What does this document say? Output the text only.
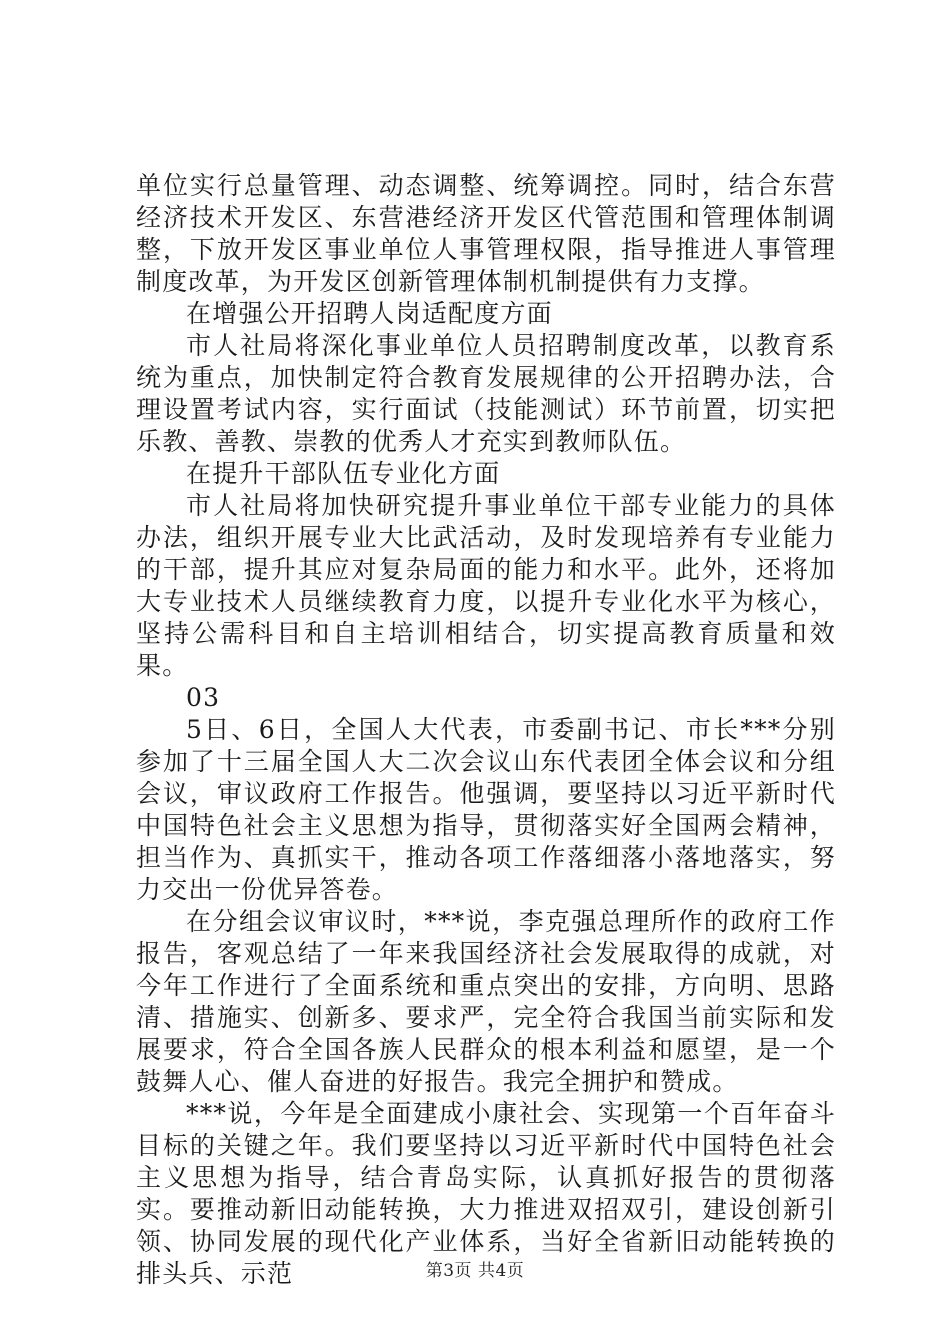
单位实行总量管理、动态调整、统筹调控。同时，结合东营经济技术开发区、东营港经济开发区代管范围和管理体制调整，下放开发区事业单位人事管理权限，指导推进人事管理制度改革，为开发区创新管理体制机制提供有力支撑。

在增强公开招聘人岗适配度方面

市人社局将深化事业单位人员招聘制度改革，以教育系统为重点，加快制定符合教育发展规律的公开招聘办法，合理设置考试内容，实行面试（技能测试）环节前置，切实把乐教、善教、崇教的优秀人才充实到教师队伍。

在提升干部队伍专业化方面

市人社局将加快研究提升事业单位干部专业能力的具体办法，组织开展专业大比武活动，及时发现培养有专业能力的干部，提升其应对复杂局面的能力和水平。此外，还将加大专业技术人员继续教育力度，以提升专业化水平为核心，坚持公需科目和自主培训相结合，切实提高教育质量和效果。

03

5日、6日，全国人大代表，市委副书记、市长***分别参加了十三届全国人大二次会议山东代表团全体会议和分组会议，审议政府工作报告。他强调，要坚持以习近平新时代中国特色社会主义思想为指导，贯彻落实好全国两会精神，担当作为、真抓实干，推动各项工作落细落小落地落实，努力交出一份优异答卷。

在分组会议审议时，***说，李克强总理所作的政府工作报告，客观总结了一年来我国经济社会发展取得的成就，对今年工作进行了全面系统和重点突出的安排，方向明、思路清、措施实、创新多、要求严，完全符合我国当前实际和发展要求，符合全国各族人民群众的根本利益和愿望，是一个鼓舞人心、催人奋进的好报告。我完全拥护和赞成。

***说，今年是全面建成小康社会、实现第一个百年奋斗目标的关键之年。我们要坚持以习近平新时代中国特色社会主义思想为指导，结合青岛实际，认真抓好报告的贯彻落实。要推动新旧动能转换，大力推进双招双引，建设创新引领、协同发展的现代化产业体系，当好全省新旧动能转换的排头兵、示范	第3页 共4页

++++++++++

:: Request ::
Give back the entries verbatim. Do not include any picture.

:: Solution to the problem ::
What does this document say? Output the text only.
单位实行总量管理、动态调整、统筹调控。同时，结合东营经济技术开发区、东营港经济开发区代管范围和管理体制调整，下放开发区事业单位人事管理权限，指导推进人事管理制度改革，为开发区创新管理体制机制提供有力支撑。

在增强公开招聘人岗适配度方面

市人社局将深化事业单位人员招聘制度改革，以教育系统为重点，加快制定符合教育发展规律的公开招聘办法，合理设置考试内容，实行面试（技能测试）环节前置，切实把乐教、善教、崇教的优秀人才充实到教师队伍。

在提升干部队伍专业化方面

市人社局将加快研究提升事业单位干部专业能力的具体办法，组织开展专业大比武活动，及时发现培养有专业能力的干部，提升其应对复杂局面的能力和水平。此外，还将加大专业技术人员继续教育力度，以提升专业化水平为核心，坚持公需科目和自主培训相结合，切实提高教育质量和效果。

03

5日、6日，全国人大代表，市委副书记、市长***分别参加了十三届全国人大二次会议山东代表团全体会议和分组会议，审议政府工作报告。他强调，要坚持以习近平新时代中国特色社会主义思想为指导，贯彻落实好全国两会精神，担当作为、真抓实干，推动各项工作落细落小落地落实，努力交出一份优异答卷。

在分组会议审议时，***说，李克强总理所作的政府工作报告，客观总结了一年来我国经济社会发展取得的成就，对今年工作进行了全面系统和重点突出的安排，方向明、思路清、措施实、创新多、要求严，完全符合我国当前实际和发展要求，符合全国各族人民群众的根本利益和愿望，是一个鼓舞人心、催人奋进的好报告。我完全拥护和赞成。

***说，今年是全面建成小康社会、实现第一个百年奋斗目标的关键之年。我们要坚持以习近平新时代中国特色社会主义思想为指导，结合青岛实际，认真抓好报告的贯彻落实。要推动新旧动能转换，大力推进双招双引，建设创新引领、协同发展的现代化产业体系，当好全省新旧动能转换的排头兵、示范	第3页 共4页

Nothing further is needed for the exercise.